Your goal: In the listing below, write out the lines from the one containing "value-cell: 1000 [724,520,778,555]" through the one containing "mechanical-list [6,248,576,342]", both ends included, with no changes and nothing added.

* Begin Supplied entries *

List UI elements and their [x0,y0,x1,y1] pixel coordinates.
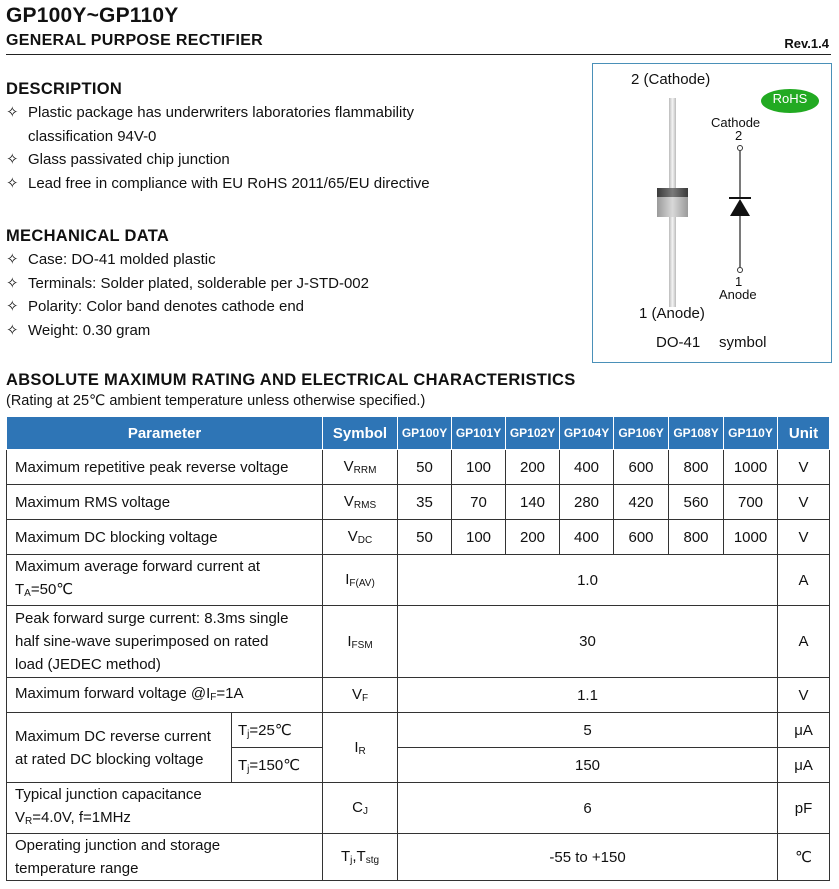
value-cell: 1000 [724,520,778,555]
value-cell: 800 [669,520,724,555]
table-row [7,520,830,555]
header-parameter: Parameter [7,417,323,450]
header-part: GP110Y [724,417,778,450]
bullet-icon: ✧ [6,151,19,168]
value-cell: 1.1 [398,678,778,713]
header-part: GP100Y [398,417,452,450]
symbol-pin2-label: 2 [735,128,743,143]
header-part: GP101Y [452,417,506,450]
bullet-icon: ✧ [6,251,19,268]
symbol-cell: $V_F$ [323,678,398,713]
bullet-icon: ✧ [6,174,19,192]
symbol-cell: $V_{DC}$ [323,520,398,555]
anode-bottom-label: 1 (Anode) [639,305,705,322]
document-title: GP100Y~GP110Y [6,4,179,27]
mechanical-list [6,248,576,342]
value-cell: 700 [724,485,778,520]
value-cell: -55 to +150 [398,834,778,881]
symbol-cell: $T_j,T_{stg}$ [323,834,398,881]
value-cell: 1.0 [398,555,778,606]
unit-cell: V [778,520,830,555]
unit-cell: μA [778,748,830,783]
table-row [7,450,830,485]
unit-cell: A [778,606,830,678]
header-part: GP106Y [614,417,669,450]
mechanical-heading: MECHANICAL DATA [6,227,170,245]
value-cell: 150 [398,748,778,783]
header-part: GP104Y [560,417,614,450]
bullet-icon: ✧ [6,104,19,121]
description-list [6,101,576,195]
symbol-cell: $I_{F(AV)}$ [323,555,398,606]
value-cell: 200 [506,450,560,485]
cathode-top-label: 2 (Cathode) [631,71,711,88]
param-cell: Maximum RMS voltage [7,485,323,520]
ratings-table [6,416,830,881]
table-row [7,678,830,713]
package-caption: DO-41 [656,334,701,351]
condition-cell: $T_j=25℃$ [232,713,323,748]
table-row [7,555,830,606]
bullet-icon: ✧ [6,274,19,292]
param-cell: Maximum DC reverse current at rated DC blocking voltage [7,713,232,783]
description-heading: DESCRIPTION [6,80,123,98]
header-symbol: Symbol [323,417,398,450]
package-diagram-box [592,63,832,363]
unit-cell: μA [778,713,830,748]
param-cell: Maximum average forward current at $T_A=50℃$ [7,555,323,606]
table-header-row [7,417,830,450]
symbol-anode-label: Anode [719,287,757,302]
header-part: GP108Y [669,417,724,450]
unit-cell: ℃ [778,834,830,881]
table-row [7,713,830,748]
param-cell: Maximum DC blocking voltage [7,520,323,555]
symbol-cathode-label: Cathode [711,115,761,130]
value-cell: 600 [614,450,669,485]
header-part: GP102Y [506,417,560,450]
pin2-dot [738,146,743,151]
list-item: classification 94V-0 [28,127,157,145]
unit-cell: V [778,678,830,713]
list-item: ✧ Plastic package has underwriters laboratories flammability [6,101,576,125]
cathode-band [657,188,688,197]
bullet-icon: ✧ [6,298,19,315]
symbol-pin1-label: 1 [735,274,743,289]
list-item: ✧ Case: DO-41 molded plastic [6,248,576,272]
value-cell: 100 [452,450,506,485]
symbol-cell: $I_{FSM}$ [323,606,398,678]
header-unit: Unit [778,417,830,450]
condition-cell: $T_j=150℃$ [232,748,323,783]
value-cell: 800 [669,450,724,485]
param-cell: Maximum repetitive peak reverse voltage [7,450,323,485]
symbol-cell: $V_{RMS}$ [323,485,398,520]
table-row [7,834,830,881]
lead-top [669,98,676,188]
list-item: ✧ Terminals: Solder plated, solderable per J-STD-002 [6,272,576,296]
param-cell: Maximum forward voltage $@I_F=1A$ [7,678,323,713]
diode-triangle-icon [730,199,750,216]
package-diagram [593,64,831,362]
value-cell: 50 [398,520,452,555]
param-cell: Operating junction and storage temperature range [7,834,323,881]
param-cell: Typical junction capacitance $V_R=4.0V$, f=1MHz [7,783,323,834]
symbol-cell: $C_J$ [323,783,398,834]
lead-bottom [669,217,676,307]
symbol-cell: $V_{RRM}$ [323,450,398,485]
ratings-note: (Rating at 25℃ ambient temperature unless otherwise specified.) [6,393,426,409]
value-cell: 70 [452,485,506,520]
value-cell: 6 [398,783,778,834]
value-cell: 400 [560,520,614,555]
revision-label: Rev.1.4 [784,36,829,51]
value-cell: 30 [398,606,778,678]
value-cell: 5 [398,713,778,748]
list-item: ✧ Lead free in compliance with EU RoHS 2011/65/EU directive [6,172,576,196]
unit-cell: V [778,485,830,520]
value-cell: 200 [506,520,560,555]
list-item: ✧ Glass passivated chip junction [6,148,576,172]
symbol-caption: symbol [719,334,767,351]
table-row [7,783,830,834]
value-cell: 420 [614,485,669,520]
value-cell: 400 [560,450,614,485]
symbol-cell: $I_R$ [323,713,398,783]
value-cell: 50 [398,450,452,485]
ratings-heading: ABSOLUTE MAXIMUM RATING AND ELECTRICAL CHARACTERISTICS [6,371,576,389]
value-cell: 600 [614,520,669,555]
value-cell: 560 [669,485,724,520]
table-row [7,485,830,520]
pin1-dot [738,268,743,273]
rohs-label: RoHS [772,91,808,106]
list-item: ✧ Polarity: Color band denotes cathode end [6,295,576,319]
unit-cell: A [778,555,830,606]
bullet-icon: ✧ [6,321,19,339]
unit-cell: V [778,450,830,485]
table-row [7,606,830,678]
value-cell: 280 [560,485,614,520]
param-cell: Peak forward surge current: 8.3ms single half sine-wave superimposed on rated load (JEDEC method) [7,606,323,678]
value-cell: 100 [452,520,506,555]
document-subtitle: GENERAL PURPOSE RECTIFIER [6,32,264,49]
header-divider [6,54,831,55]
value-cell: 140 [506,485,560,520]
unit-cell: pF [778,783,830,834]
value-cell: 1000 [724,450,778,485]
list-item: ✧ Weight: 0.30 gram [6,319,576,343]
value-cell: 35 [398,485,452,520]
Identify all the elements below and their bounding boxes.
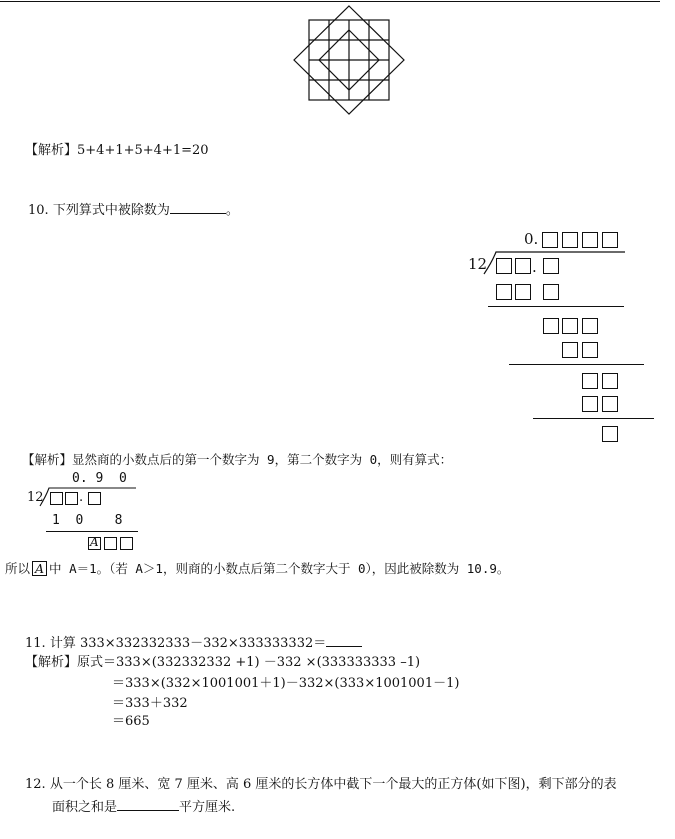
question-10 [28, 201, 239, 219]
solution10-quotient: 0. 9 0 [72, 471, 127, 486]
answer-blank [170, 201, 226, 214]
digit-box [582, 396, 598, 412]
solution11-step1: 原式＝333×(332332332 +1) －332 ×(333333333 –1) [77, 655, 421, 670]
answer-blank [326, 634, 362, 647]
solution-label: 【解析】 [25, 655, 78, 670]
solution-label: 【解析】 [22, 452, 73, 467]
digit-box [120, 537, 133, 550]
question-text: 平方厘米. [179, 800, 236, 815]
digit-box [602, 373, 618, 389]
digit-box [582, 232, 598, 248]
solution11-step2: ＝333×(332×1001001＋1)－332×(333×1001001－1) [112, 676, 460, 691]
decimal-point: . [79, 490, 84, 505]
digit-box [582, 342, 598, 358]
digit-box [543, 258, 559, 274]
top-rule [0, 1, 660, 2]
question-number: 11. [25, 636, 46, 651]
digit-box [582, 318, 598, 334]
quotient-prefix: 0. [524, 230, 539, 248]
question-12-line2 [52, 798, 235, 816]
digit-box [582, 373, 598, 389]
divisor: 12 [468, 255, 488, 273]
digit-box [496, 258, 512, 274]
question-12-line1 [25, 777, 617, 793]
decimal-point: . [532, 258, 537, 276]
question-number: 12. [25, 777, 46, 792]
digit-box [602, 396, 618, 412]
digit-box [602, 232, 618, 248]
solution9-text: 5+4+1+5+4+1=20 [77, 143, 209, 158]
question-text: 从一个长 8 厘米、宽 7 厘米、高 6 厘米的长方体中截下一个最大的正方体(如下图)，剩下部分的表 [49, 777, 617, 792]
division-rule [488, 306, 624, 307]
digit-box [602, 426, 618, 442]
digit-box [496, 284, 512, 300]
answer-blank [117, 798, 179, 811]
division-rule [509, 364, 644, 365]
solution10-conclusion [5, 561, 509, 577]
digit-box [562, 232, 578, 248]
digit-box [562, 342, 578, 358]
solution10-text: 显然商的小数点后的第一个数字为 9，第二个数字为 0，则有算式： [72, 452, 453, 467]
solution11-line1 [25, 655, 420, 671]
solution10-divisor: 12 [27, 490, 44, 505]
question-tail: 。 [225, 203, 239, 218]
digit-box [104, 537, 117, 550]
division-rule [533, 418, 654, 419]
boxed-letter-a: A [32, 561, 47, 576]
digit-box [88, 492, 101, 505]
question-number: 10. [28, 203, 49, 218]
solution10-line [22, 452, 452, 468]
digit-box [542, 232, 558, 248]
conclusion-text: 中 A＝1。（若 A＞1，则商的小数点后第二个数字大于 0），因此被除数为 10.9。 [49, 561, 510, 576]
solution10-product: 1 0 8 [52, 513, 123, 528]
digit-box [543, 284, 559, 300]
question-text: 面积之和是 [52, 800, 118, 815]
digit-box [515, 284, 531, 300]
solution9-line [25, 143, 209, 159]
geometric-figure [290, 4, 410, 118]
conclusion-prefix: 所以 [5, 561, 31, 576]
division-rule [46, 531, 138, 532]
digit-box [50, 492, 63, 505]
digit-box [543, 318, 559, 334]
question-text: 计算 333×332332333－332×333333332＝ [49, 636, 327, 651]
solution11-step3: ＝333＋332 [112, 696, 188, 711]
boxed-letter-a: A [90, 535, 99, 549]
digit-box [65, 492, 78, 505]
digit-box [515, 258, 531, 274]
question-11 [25, 634, 362, 652]
question-text: 下列算式中被除数为 [52, 203, 170, 218]
solution-label: 【解析】 [25, 143, 78, 158]
solution11-step4: ＝665 [112, 714, 150, 729]
digit-box [562, 318, 578, 334]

* End Supplied entries *

Expected answer:
value-cell: 1000 [724,520,778,555]
value-cell: 800 [669,520,724,555]
table-row [7,520,830,555]
header-parameter: Parameter [7,417,323,450]
header-part: GP110Y [724,417,778,450]
bullet-icon: ✧ [6,151,19,168]
value-cell: 1.1 [398,678,778,713]
header-part: GP100Y [398,417,452,450]
symbol-pin2-label: 2 [735,128,743,143]
header-part: GP101Y [452,417,506,450]
bullet-icon: ✧ [6,251,19,268]
symbol-cell: $V_F$ [323,678,398,713]
bullet-icon: ✧ [6,174,19,192]
symbol-cell: $V_{DC}$ [323,520,398,555]
anode-bottom-label: 1 (Anode) [639,305,705,322]
document-title: GP100Y~GP110Y [6,4,179,27]
mechanical-list [6,248,576,342]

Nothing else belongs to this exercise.